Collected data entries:
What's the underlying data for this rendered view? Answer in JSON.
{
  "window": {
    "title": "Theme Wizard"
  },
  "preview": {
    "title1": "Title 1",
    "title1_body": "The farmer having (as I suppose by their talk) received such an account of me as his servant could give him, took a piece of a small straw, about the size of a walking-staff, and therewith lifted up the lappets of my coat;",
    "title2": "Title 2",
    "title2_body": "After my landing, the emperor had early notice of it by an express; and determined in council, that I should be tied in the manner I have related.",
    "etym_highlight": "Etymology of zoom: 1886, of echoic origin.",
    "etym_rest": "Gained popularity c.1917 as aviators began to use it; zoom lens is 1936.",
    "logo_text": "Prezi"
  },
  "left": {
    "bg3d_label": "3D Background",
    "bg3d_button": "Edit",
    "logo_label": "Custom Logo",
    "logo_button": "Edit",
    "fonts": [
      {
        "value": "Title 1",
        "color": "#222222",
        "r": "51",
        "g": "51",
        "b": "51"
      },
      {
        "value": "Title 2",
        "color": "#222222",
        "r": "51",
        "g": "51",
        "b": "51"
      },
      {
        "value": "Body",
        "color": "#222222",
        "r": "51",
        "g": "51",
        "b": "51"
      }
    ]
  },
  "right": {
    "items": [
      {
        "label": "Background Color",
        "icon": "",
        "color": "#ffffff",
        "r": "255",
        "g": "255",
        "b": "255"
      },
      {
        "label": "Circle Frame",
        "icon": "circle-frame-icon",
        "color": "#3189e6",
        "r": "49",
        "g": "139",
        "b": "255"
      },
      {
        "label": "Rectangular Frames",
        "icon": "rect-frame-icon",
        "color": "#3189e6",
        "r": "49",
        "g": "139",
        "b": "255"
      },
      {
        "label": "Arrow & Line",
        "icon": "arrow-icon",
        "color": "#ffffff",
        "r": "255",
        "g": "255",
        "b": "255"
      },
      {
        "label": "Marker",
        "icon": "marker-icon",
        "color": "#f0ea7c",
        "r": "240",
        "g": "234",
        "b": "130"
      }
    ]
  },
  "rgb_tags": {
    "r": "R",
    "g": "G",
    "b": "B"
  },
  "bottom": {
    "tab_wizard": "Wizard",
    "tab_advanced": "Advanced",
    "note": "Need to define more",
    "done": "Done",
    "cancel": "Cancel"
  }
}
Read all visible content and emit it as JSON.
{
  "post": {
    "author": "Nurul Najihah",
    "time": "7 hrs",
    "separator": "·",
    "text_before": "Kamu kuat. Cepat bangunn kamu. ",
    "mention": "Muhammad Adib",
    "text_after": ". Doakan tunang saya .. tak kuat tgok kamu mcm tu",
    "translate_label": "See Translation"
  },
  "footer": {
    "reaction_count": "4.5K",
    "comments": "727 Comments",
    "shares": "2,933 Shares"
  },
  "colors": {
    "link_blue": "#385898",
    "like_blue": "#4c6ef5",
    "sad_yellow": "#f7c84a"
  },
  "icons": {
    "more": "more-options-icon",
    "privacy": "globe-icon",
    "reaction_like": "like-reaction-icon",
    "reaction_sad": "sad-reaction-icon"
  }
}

==

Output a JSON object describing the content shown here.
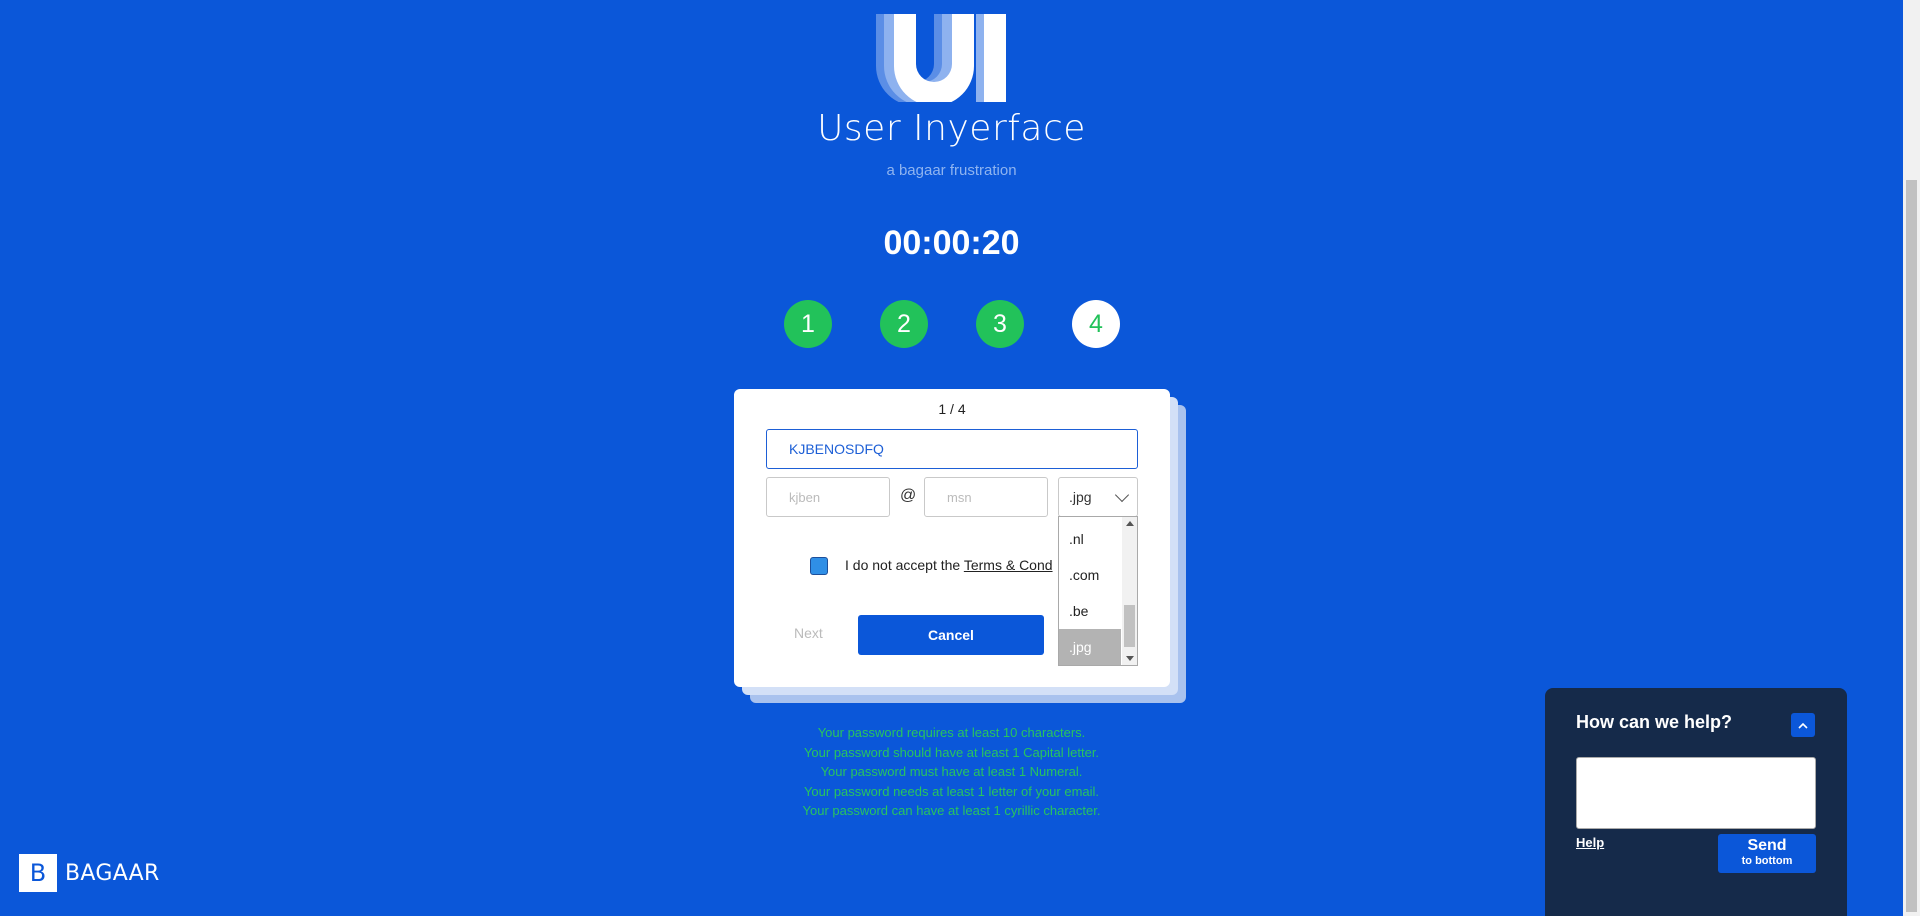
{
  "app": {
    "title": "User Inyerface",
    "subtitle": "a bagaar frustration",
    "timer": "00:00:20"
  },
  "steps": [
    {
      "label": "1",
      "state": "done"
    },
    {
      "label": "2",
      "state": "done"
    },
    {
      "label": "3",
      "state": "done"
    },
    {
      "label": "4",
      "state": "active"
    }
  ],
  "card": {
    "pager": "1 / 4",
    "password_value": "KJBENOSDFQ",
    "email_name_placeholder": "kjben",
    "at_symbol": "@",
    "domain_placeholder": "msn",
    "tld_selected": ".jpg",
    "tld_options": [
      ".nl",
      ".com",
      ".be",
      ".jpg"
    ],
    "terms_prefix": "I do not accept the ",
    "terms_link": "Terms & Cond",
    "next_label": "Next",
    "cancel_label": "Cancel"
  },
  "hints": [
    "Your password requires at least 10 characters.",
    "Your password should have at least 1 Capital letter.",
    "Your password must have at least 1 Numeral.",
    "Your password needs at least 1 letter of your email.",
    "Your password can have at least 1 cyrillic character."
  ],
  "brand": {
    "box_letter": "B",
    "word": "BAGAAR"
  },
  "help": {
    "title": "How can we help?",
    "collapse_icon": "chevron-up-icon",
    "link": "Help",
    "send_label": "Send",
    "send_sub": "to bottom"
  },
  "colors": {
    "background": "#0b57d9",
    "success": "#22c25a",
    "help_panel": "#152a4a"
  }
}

# [GIVEN EXERCISE]
Identify all lines where the word "zoom" shows up. Copy them.

# [THE REPLY]
    "etym_highlight": "Etymology of zoom: 1886, of echoic origin.",
    "etym_rest": "Gained popularity c.1917 as aviators began to use it; zoom lens is 1936.",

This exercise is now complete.